• [Your task] The data must be written out once more, precisely as given.

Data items
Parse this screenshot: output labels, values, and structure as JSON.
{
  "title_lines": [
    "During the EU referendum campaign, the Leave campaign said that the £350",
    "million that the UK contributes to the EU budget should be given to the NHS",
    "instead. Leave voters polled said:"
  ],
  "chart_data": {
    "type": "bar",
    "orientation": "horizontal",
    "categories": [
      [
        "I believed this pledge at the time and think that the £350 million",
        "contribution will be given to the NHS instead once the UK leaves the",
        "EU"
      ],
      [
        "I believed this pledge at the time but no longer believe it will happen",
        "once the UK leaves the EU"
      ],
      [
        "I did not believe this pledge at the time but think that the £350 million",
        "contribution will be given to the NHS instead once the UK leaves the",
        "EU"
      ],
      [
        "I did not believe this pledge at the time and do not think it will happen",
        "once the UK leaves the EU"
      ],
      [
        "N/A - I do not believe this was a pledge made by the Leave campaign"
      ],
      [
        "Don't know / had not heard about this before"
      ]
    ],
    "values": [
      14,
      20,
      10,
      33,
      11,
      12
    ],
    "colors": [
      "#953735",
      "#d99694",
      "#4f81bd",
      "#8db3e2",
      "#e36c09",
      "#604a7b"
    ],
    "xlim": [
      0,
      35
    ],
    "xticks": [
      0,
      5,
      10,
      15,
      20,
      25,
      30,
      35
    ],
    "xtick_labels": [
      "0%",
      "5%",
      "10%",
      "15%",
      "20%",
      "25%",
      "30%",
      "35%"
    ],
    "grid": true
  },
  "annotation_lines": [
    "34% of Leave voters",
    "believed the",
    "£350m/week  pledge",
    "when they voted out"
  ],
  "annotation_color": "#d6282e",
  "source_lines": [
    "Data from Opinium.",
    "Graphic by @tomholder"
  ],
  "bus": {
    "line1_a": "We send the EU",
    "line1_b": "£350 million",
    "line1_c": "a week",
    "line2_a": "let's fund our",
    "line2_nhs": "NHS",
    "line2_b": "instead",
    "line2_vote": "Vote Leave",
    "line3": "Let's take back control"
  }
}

• [Completed task]
Parse this screenshot: output labels, values, and structure as JSON.
{
  "title_lines": [
    "During the EU referendum campaign, the Leave campaign said that the £350",
    "million that the UK contributes to the EU budget should be given to the NHS",
    "instead. Leave voters polled said:"
  ],
  "chart_data": {
    "type": "bar",
    "orientation": "horizontal",
    "categories": [
      [
        "I believed this pledge at the time and think that the £350 million",
        "contribution will be given to the NHS instead once the UK leaves the",
        "EU"
      ],
      [
        "I believed this pledge at the time but no longer believe it will happen",
        "once the UK leaves the EU"
      ],
      [
        "I did not believe this pledge at the time but think that the £350 million",
        "contribution will be given to the NHS instead once the UK leaves the",
        "EU"
      ],
      [
        "I did not believe this pledge at the time and do not think it will happen",
        "once the UK leaves the EU"
      ],
      [
        "N/A - I do not believe this was a pledge made by the Leave campaign"
      ],
      [
        "Don't know / had not heard about this before"
      ]
    ],
    "values": [
      14,
      20,
      10,
      33,
      11,
      12
    ],
    "colors": [
      "#953735",
      "#d99694",
      "#4f81bd",
      "#8db3e2",
      "#e36c09",
      "#604a7b"
    ],
    "xlim": [
      0,
      35
    ],
    "xticks": [
      0,
      5,
      10,
      15,
      20,
      25,
      30,
      35
    ],
    "xtick_labels": [
      "0%",
      "5%",
      "10%",
      "15%",
      "20%",
      "25%",
      "30%",
      "35%"
    ],
    "grid": true
  },
  "annotation_lines": [
    "34% of Leave voters",
    "believed the",
    "£350m/week  pledge",
    "when they voted out"
  ],
  "annotation_color": "#d6282e",
  "source_lines": [
    "Data from Opinium.",
    "Graphic by @tomholder"
  ],
  "bus": {
    "line1_a": "We send the EU",
    "line1_b": "£350 million",
    "line1_c": "a week",
    "line2_a": "let's fund our",
    "line2_nhs": "NHS",
    "line2_b": "instead",
    "line2_vote": "Vote Leave",
    "line3": "Let's take back control"
  }
}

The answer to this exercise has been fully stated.